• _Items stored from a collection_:

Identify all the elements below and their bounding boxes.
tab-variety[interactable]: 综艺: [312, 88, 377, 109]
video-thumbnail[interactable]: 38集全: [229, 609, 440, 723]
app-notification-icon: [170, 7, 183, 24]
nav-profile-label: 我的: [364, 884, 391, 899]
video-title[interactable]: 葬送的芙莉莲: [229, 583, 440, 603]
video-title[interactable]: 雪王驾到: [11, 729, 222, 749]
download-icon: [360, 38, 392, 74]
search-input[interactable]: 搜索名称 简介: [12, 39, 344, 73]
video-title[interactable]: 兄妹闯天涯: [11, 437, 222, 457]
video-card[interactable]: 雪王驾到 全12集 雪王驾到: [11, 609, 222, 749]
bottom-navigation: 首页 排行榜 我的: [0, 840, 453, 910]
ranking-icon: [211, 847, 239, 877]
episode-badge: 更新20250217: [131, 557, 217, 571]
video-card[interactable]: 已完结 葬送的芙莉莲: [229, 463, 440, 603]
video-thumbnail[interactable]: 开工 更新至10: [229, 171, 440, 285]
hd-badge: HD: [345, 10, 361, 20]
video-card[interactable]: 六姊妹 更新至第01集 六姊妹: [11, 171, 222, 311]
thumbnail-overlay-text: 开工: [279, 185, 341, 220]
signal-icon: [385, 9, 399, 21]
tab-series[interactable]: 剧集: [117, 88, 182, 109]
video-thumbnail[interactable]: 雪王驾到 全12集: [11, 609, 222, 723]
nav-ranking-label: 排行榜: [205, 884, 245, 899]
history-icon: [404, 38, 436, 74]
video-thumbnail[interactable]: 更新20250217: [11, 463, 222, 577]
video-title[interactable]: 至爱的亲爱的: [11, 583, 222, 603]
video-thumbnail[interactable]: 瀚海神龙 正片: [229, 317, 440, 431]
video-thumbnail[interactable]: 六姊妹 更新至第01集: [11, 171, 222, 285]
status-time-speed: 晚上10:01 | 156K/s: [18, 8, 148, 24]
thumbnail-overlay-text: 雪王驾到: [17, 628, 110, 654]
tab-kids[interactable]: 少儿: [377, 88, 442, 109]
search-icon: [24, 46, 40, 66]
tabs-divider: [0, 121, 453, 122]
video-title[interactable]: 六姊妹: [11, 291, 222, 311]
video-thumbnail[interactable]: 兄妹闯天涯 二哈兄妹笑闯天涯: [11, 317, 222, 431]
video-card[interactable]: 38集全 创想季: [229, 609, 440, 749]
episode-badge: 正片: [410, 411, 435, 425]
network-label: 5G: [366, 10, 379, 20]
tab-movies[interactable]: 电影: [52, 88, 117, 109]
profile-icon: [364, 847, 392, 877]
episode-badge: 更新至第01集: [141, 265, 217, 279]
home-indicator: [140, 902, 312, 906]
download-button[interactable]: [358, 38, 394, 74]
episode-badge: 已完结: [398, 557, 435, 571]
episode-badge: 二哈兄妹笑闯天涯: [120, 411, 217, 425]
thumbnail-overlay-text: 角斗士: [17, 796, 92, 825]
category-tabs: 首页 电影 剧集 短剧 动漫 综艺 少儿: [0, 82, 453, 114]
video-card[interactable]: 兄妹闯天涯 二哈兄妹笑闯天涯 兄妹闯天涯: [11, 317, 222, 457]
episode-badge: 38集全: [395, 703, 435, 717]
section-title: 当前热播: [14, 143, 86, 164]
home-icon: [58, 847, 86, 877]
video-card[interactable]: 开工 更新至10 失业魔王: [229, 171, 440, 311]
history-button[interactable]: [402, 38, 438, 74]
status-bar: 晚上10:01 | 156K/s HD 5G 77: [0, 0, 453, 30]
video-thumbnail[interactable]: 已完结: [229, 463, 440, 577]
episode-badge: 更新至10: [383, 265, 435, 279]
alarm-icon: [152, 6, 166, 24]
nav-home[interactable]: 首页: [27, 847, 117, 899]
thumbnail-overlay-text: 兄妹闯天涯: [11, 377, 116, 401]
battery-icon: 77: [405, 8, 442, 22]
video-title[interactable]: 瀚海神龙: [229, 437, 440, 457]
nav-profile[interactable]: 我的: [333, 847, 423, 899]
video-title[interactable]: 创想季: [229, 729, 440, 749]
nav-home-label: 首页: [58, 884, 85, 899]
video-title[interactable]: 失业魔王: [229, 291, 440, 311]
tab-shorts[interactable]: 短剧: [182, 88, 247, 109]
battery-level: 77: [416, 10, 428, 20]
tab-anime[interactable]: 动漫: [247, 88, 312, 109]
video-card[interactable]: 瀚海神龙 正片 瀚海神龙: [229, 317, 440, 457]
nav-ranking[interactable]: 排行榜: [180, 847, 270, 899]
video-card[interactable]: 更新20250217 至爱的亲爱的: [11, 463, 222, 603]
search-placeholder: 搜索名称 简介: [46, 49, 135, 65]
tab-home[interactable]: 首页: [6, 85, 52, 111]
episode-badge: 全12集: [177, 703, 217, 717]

• _WORK TO DO_:
Copy all of the data above line by line and leave every character unchanged.

• _CORRECT ANSWER_:
Identify all the elements below and their bounding boxes.
tab-variety[interactable]: 综艺: [312, 88, 377, 109]
video-thumbnail[interactable]: 38集全: [229, 609, 440, 723]
app-notification-icon: [170, 7, 183, 24]
nav-profile-label: 我的: [364, 884, 391, 899]
video-title[interactable]: 葬送的芙莉莲: [229, 583, 440, 603]
video-title[interactable]: 雪王驾到: [11, 729, 222, 749]
download-icon: [360, 38, 392, 74]
search-input[interactable]: 搜索名称 简介: [12, 39, 344, 73]
video-title[interactable]: 兄妹闯天涯: [11, 437, 222, 457]
video-card[interactable]: 雪王驾到 全12集 雪王驾到: [11, 609, 222, 749]
bottom-navigation: 首页 排行榜 我的: [0, 840, 453, 910]
ranking-icon: [211, 847, 239, 877]
episode-badge: 更新20250217: [131, 557, 217, 571]
video-card[interactable]: 已完结 葬送的芙莉莲: [229, 463, 440, 603]
video-thumbnail[interactable]: 开工 更新至10: [229, 171, 440, 285]
hd-badge: HD: [345, 10, 361, 20]
video-card[interactable]: 六姊妹 更新至第01集 六姊妹: [11, 171, 222, 311]
thumbnail-overlay-text: 开工: [279, 185, 341, 220]
signal-icon: [385, 9, 399, 21]
tab-series[interactable]: 剧集: [117, 88, 182, 109]
video-thumbnail[interactable]: 雪王驾到 全12集: [11, 609, 222, 723]
nav-ranking-label: 排行榜: [205, 884, 245, 899]
history-icon: [404, 38, 436, 74]
video-thumbnail[interactable]: 更新20250217: [11, 463, 222, 577]
video-title[interactable]: 至爱的亲爱的: [11, 583, 222, 603]
video-thumbnail[interactable]: 瀚海神龙 正片: [229, 317, 440, 431]
video-thumbnail[interactable]: 六姊妹 更新至第01集: [11, 171, 222, 285]
status-time-speed: 晚上10:01 | 156K/s: [18, 8, 148, 24]
thumbnail-overlay-text: 雪王驾到: [17, 628, 110, 654]
tab-kids[interactable]: 少儿: [377, 88, 442, 109]
search-icon: [24, 46, 40, 66]
tabs-divider: [0, 121, 453, 122]
video-title[interactable]: 六姊妹: [11, 291, 222, 311]
video-thumbnail[interactable]: 兄妹闯天涯 二哈兄妹笑闯天涯: [11, 317, 222, 431]
video-card[interactable]: 38集全 创想季: [229, 609, 440, 749]
episode-badge: 正片: [410, 411, 435, 425]
network-label: 5G: [366, 10, 379, 20]
tab-movies[interactable]: 电影: [52, 88, 117, 109]
profile-icon: [364, 847, 392, 877]
episode-badge: 更新至第01集: [141, 265, 217, 279]
home-indicator: [140, 902, 312, 906]
download-button[interactable]: [358, 38, 394, 74]
episode-badge: 已完结: [398, 557, 435, 571]
episode-badge: 二哈兄妹笑闯天涯: [120, 411, 217, 425]
thumbnail-overlay-text: 角斗士: [17, 796, 92, 825]
category-tabs: 首页 电影 剧集 短剧 动漫 综艺 少儿: [0, 82, 453, 114]
video-card[interactable]: 兄妹闯天涯 二哈兄妹笑闯天涯 兄妹闯天涯: [11, 317, 222, 457]
episode-badge: 38集全: [395, 703, 435, 717]
section-title: 当前热播: [14, 143, 86, 164]
home-icon: [58, 847, 86, 877]
video-card[interactable]: 开工 更新至10 失业魔王: [229, 171, 440, 311]
history-button[interactable]: [402, 38, 438, 74]
status-bar: 晚上10:01 | 156K/s HD 5G 77: [0, 0, 453, 30]
video-thumbnail[interactable]: 已完结: [229, 463, 440, 577]
episode-badge: 更新至10: [383, 265, 435, 279]
alarm-icon: [152, 6, 166, 24]
nav-home[interactable]: 首页: [27, 847, 117, 899]
thumbnail-overlay-text: 兄妹闯天涯: [11, 377, 116, 401]
battery-icon: 77: [405, 8, 442, 22]
video-title[interactable]: 瀚海神龙: [229, 437, 440, 457]
nav-profile[interactable]: 我的: [333, 847, 423, 899]
video-title[interactable]: 创想季: [229, 729, 440, 749]
nav-home-label: 首页: [58, 884, 85, 899]
video-title[interactable]: 失业魔王: [229, 291, 440, 311]
tab-shorts[interactable]: 短剧: [182, 88, 247, 109]
battery-level: 77: [416, 10, 428, 20]
tab-anime[interactable]: 动漫: [247, 88, 312, 109]
video-card[interactable]: 瀚海神龙 正片 瀚海神龙: [229, 317, 440, 457]
nav-ranking[interactable]: 排行榜: [180, 847, 270, 899]
video-card[interactable]: 更新20250217 至爱的亲爱的: [11, 463, 222, 603]
search-placeholder: 搜索名称 简介: [46, 49, 135, 65]
tab-home[interactable]: 首页: [6, 85, 52, 111]
episode-badge: 全12集: [177, 703, 217, 717]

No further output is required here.